▸ Given task
All entries should be output exactly as they stand.

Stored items

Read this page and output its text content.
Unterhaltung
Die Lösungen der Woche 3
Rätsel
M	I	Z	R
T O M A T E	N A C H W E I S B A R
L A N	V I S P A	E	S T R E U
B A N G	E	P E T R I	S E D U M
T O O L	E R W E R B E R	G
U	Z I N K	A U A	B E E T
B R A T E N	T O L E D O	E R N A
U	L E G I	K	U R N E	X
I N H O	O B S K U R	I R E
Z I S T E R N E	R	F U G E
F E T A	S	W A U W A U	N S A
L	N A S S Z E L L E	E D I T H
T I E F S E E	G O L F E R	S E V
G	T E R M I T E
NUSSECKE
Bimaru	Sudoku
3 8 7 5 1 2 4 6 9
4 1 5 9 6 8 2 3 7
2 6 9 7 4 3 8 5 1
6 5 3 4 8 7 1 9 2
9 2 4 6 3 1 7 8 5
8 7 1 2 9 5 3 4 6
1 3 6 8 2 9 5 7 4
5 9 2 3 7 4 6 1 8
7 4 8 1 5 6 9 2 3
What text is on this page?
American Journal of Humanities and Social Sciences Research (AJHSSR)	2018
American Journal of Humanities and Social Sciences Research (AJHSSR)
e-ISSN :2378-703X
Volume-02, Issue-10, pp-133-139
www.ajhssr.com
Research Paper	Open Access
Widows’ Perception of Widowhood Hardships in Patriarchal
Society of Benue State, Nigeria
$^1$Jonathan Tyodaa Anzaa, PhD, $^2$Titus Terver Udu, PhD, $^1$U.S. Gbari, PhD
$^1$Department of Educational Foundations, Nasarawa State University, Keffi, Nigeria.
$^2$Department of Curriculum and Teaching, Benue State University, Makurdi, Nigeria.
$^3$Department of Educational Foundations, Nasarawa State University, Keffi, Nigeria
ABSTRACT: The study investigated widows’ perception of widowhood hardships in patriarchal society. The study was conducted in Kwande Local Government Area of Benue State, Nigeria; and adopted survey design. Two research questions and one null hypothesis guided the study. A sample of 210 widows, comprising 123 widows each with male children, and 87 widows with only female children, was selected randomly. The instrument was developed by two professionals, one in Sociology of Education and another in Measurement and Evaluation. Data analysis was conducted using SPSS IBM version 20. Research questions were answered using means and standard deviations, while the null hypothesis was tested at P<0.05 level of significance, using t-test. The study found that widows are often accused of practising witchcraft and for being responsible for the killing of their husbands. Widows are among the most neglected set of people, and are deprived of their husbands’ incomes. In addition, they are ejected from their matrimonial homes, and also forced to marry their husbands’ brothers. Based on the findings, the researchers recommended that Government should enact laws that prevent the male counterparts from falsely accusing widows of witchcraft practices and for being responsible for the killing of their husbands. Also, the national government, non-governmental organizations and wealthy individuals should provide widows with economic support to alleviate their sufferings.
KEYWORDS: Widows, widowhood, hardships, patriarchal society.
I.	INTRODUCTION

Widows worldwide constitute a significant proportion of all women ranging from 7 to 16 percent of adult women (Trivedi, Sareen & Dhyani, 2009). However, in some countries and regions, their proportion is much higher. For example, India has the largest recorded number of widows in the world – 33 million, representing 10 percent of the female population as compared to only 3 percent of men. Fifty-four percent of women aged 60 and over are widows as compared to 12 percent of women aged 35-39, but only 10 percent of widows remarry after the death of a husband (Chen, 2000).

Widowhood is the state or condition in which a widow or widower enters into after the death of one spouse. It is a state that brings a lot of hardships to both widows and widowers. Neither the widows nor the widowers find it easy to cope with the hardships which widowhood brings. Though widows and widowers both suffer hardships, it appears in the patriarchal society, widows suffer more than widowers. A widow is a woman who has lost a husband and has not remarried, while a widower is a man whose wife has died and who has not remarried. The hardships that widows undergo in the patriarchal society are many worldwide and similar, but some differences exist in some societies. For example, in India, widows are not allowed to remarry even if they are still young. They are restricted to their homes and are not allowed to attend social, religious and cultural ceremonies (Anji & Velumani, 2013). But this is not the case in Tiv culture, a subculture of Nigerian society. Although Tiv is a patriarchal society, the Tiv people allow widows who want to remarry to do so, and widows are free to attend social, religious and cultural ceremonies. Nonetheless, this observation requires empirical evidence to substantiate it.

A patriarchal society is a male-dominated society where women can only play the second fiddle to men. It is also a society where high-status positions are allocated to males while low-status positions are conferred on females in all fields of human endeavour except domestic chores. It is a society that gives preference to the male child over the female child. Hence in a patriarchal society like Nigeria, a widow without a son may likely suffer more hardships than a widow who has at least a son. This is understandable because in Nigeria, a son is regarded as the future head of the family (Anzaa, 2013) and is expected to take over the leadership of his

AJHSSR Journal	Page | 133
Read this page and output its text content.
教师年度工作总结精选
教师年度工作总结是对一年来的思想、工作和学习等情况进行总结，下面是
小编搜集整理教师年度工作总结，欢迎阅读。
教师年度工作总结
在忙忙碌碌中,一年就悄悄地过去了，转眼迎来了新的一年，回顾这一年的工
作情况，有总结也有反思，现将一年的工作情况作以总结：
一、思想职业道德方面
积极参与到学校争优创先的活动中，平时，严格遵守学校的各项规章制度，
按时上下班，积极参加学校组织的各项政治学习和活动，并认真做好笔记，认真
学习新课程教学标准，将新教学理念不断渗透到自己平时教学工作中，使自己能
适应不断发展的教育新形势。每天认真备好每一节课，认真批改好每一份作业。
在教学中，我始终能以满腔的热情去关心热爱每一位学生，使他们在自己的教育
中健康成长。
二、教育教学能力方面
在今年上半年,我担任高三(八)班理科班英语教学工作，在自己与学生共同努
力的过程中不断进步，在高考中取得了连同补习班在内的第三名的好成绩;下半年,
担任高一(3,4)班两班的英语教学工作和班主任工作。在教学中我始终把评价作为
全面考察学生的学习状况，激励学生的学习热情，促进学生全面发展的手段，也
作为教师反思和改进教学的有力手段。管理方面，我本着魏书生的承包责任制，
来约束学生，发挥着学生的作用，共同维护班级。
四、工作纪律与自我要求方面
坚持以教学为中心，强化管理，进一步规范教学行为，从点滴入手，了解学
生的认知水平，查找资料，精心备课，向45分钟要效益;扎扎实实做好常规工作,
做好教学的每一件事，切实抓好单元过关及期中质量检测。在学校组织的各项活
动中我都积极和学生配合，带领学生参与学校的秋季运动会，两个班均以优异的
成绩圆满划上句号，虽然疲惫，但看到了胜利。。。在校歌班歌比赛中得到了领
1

▸ Result of this exercise
Read this page and output its text content.
Unterhaltung
Die Lösungen der Woche 3
Rätsel
M	I	Z	R
T O M A T E	N A C H W E I S B A R
L A N	V I S P A	E	S T R E U
B A N G	E	P E T R I	S E D U M
T O O L	E R W E R B E R	G
U	Z I N K	A U A	B E E T
B R A T E N	T O L E D O	E R N A
U	L E G I	K	U R N E	X
I N H O	O B S K U R	I R E
Z I S T E R N E	R	F U G E
F E T A	S	W A U W A U	N S A
L	N A S S Z E L L E	E D I T H
T I E F S E E	G O L F E R	S E V
G	T E R M I T E
NUSSECKE
Bimaru	Sudoku
3 8 7 5 1 2 4 6 9
4 1 5 9 6 8 2 3 7
2 6 9 7 4 3 8 5 1
6 5 3 4 8 7 1 9 2
9 2 4 6 3 1 7 8 5
8 7 1 2 9 5 3 4 6
1 3 6 8 2 9 5 7 4
5 9 2 3 7 4 6 1 8
7 4 8 1 5 6 9 2 3
What text is on this page?
American Journal of Humanities and Social Sciences Research (AJHSSR)	2018
American Journal of Humanities and Social Sciences Research (AJHSSR)
e-ISSN :2378-703X
Volume-02, Issue-10, pp-133-139
www.ajhssr.com
Research Paper	Open Access
Widows’ Perception of Widowhood Hardships in Patriarchal
Society of Benue State, Nigeria
$^1$Jonathan Tyodaa Anzaa, PhD, $^2$Titus Terver Udu, PhD, $^1$U.S. Gbari, PhD
$^1$Department of Educational Foundations, Nasarawa State University, Keffi, Nigeria.
$^2$Department of Curriculum and Teaching, Benue State University, Makurdi, Nigeria.
$^3$Department of Educational Foundations, Nasarawa State University, Keffi, Nigeria
ABSTRACT: The study investigated widows’ perception of widowhood hardships in patriarchal society. The study was conducted in Kwande Local Government Area of Benue State, Nigeria; and adopted survey design. Two research questions and one null hypothesis guided the study. A sample of 210 widows, comprising 123 widows each with male children, and 87 widows with only female children, was selected randomly. The instrument was developed by two professionals, one in Sociology of Education and another in Measurement and Evaluation. Data analysis was conducted using SPSS IBM version 20. Research questions were answered using means and standard deviations, while the null hypothesis was tested at P<0.05 level of significance, using t-test. The study found that widows are often accused of practising witchcraft and for being responsible for the killing of their husbands. Widows are among the most neglected set of people, and are deprived of their husbands’ incomes. In addition, they are ejected from their matrimonial homes, and also forced to marry their husbands’ brothers. Based on the findings, the researchers recommended that Government should enact laws that prevent the male counterparts from falsely accusing widows of witchcraft practices and for being responsible for the killing of their husbands. Also, the national government, non-governmental organizations and wealthy individuals should provide widows with economic support to alleviate their sufferings.
KEYWORDS: Widows, widowhood, hardships, patriarchal society.
I.	INTRODUCTION

Widows worldwide constitute a significant proportion of all women ranging from 7 to 16 percent of adult women (Trivedi, Sareen & Dhyani, 2009). However, in some countries and regions, their proportion is much higher. For example, India has the largest recorded number of widows in the world – 33 million, representing 10 percent of the female population as compared to only 3 percent of men. Fifty-four percent of women aged 60 and over are widows as compared to 12 percent of women aged 35-39, but only 10 percent of widows remarry after the death of a husband (Chen, 2000).

Widowhood is the state or condition in which a widow or widower enters into after the death of one spouse. It is a state that brings a lot of hardships to both widows and widowers. Neither the widows nor the widowers find it easy to cope with the hardships which widowhood brings. Though widows and widowers both suffer hardships, it appears in the patriarchal society, widows suffer more than widowers. A widow is a woman who has lost a husband and has not remarried, while a widower is a man whose wife has died and who has not remarried. The hardships that widows undergo in the patriarchal society are many worldwide and similar, but some differences exist in some societies. For example, in India, widows are not allowed to remarry even if they are still young. They are restricted to their homes and are not allowed to attend social, religious and cultural ceremonies (Anji & Velumani, 2013). But this is not the case in Tiv culture, a subculture of Nigerian society. Although Tiv is a patriarchal society, the Tiv people allow widows who want to remarry to do so, and widows are free to attend social, religious and cultural ceremonies. Nonetheless, this observation requires empirical evidence to substantiate it.

A patriarchal society is a male-dominated society where women can only play the second fiddle to men. It is also a society where high-status positions are allocated to males while low-status positions are conferred on females in all fields of human endeavour except domestic chores. It is a society that gives preference to the male child over the female child. Hence in a patriarchal society like Nigeria, a widow without a son may likely suffer more hardships than a widow who has at least a son. This is understandable because in Nigeria, a son is regarded as the future head of the family (Anzaa, 2013) and is expected to take over the leadership of his

AJHSSR Journal	Page | 133
Read this page and output its text content.
教师年度工作总结精选
教师年度工作总结是对一年来的思想、工作和学习等情况进行总结，下面是
小编搜集整理教师年度工作总结，欢迎阅读。
教师年度工作总结
在忙忙碌碌中,一年就悄悄地过去了，转眼迎来了新的一年，回顾这一年的工
作情况，有总结也有反思，现将一年的工作情况作以总结：
一、思想职业道德方面
积极参与到学校争优创先的活动中，平时，严格遵守学校的各项规章制度，
按时上下班，积极参加学校组织的各项政治学习和活动，并认真做好笔记，认真
学习新课程教学标准，将新教学理念不断渗透到自己平时教学工作中，使自己能
适应不断发展的教育新形势。每天认真备好每一节课，认真批改好每一份作业。
在教学中，我始终能以满腔的热情去关心热爱每一位学生，使他们在自己的教育
中健康成长。
二、教育教学能力方面
在今年上半年,我担任高三(八)班理科班英语教学工作，在自己与学生共同努
力的过程中不断进步，在高考中取得了连同补习班在内的第三名的好成绩;下半年,
担任高一(3,4)班两班的英语教学工作和班主任工作。在教学中我始终把评价作为
全面考察学生的学习状况，激励学生的学习热情，促进学生全面发展的手段，也
作为教师反思和改进教学的有力手段。管理方面，我本着魏书生的承包责任制，
来约束学生，发挥着学生的作用，共同维护班级。
四、工作纪律与自我要求方面
坚持以教学为中心，强化管理，进一步规范教学行为，从点滴入手，了解学
生的认知水平，查找资料，精心备课，向45分钟要效益;扎扎实实做好常规工作,
做好教学的每一件事，切实抓好单元过关及期中质量检测。在学校组织的各项活
动中我都积极和学生配合，带领学生参与学校的秋季运动会，两个班均以优异的
成绩圆满划上句号，虽然疲惫，但看到了胜利。。。在校歌班歌比赛中得到了领
1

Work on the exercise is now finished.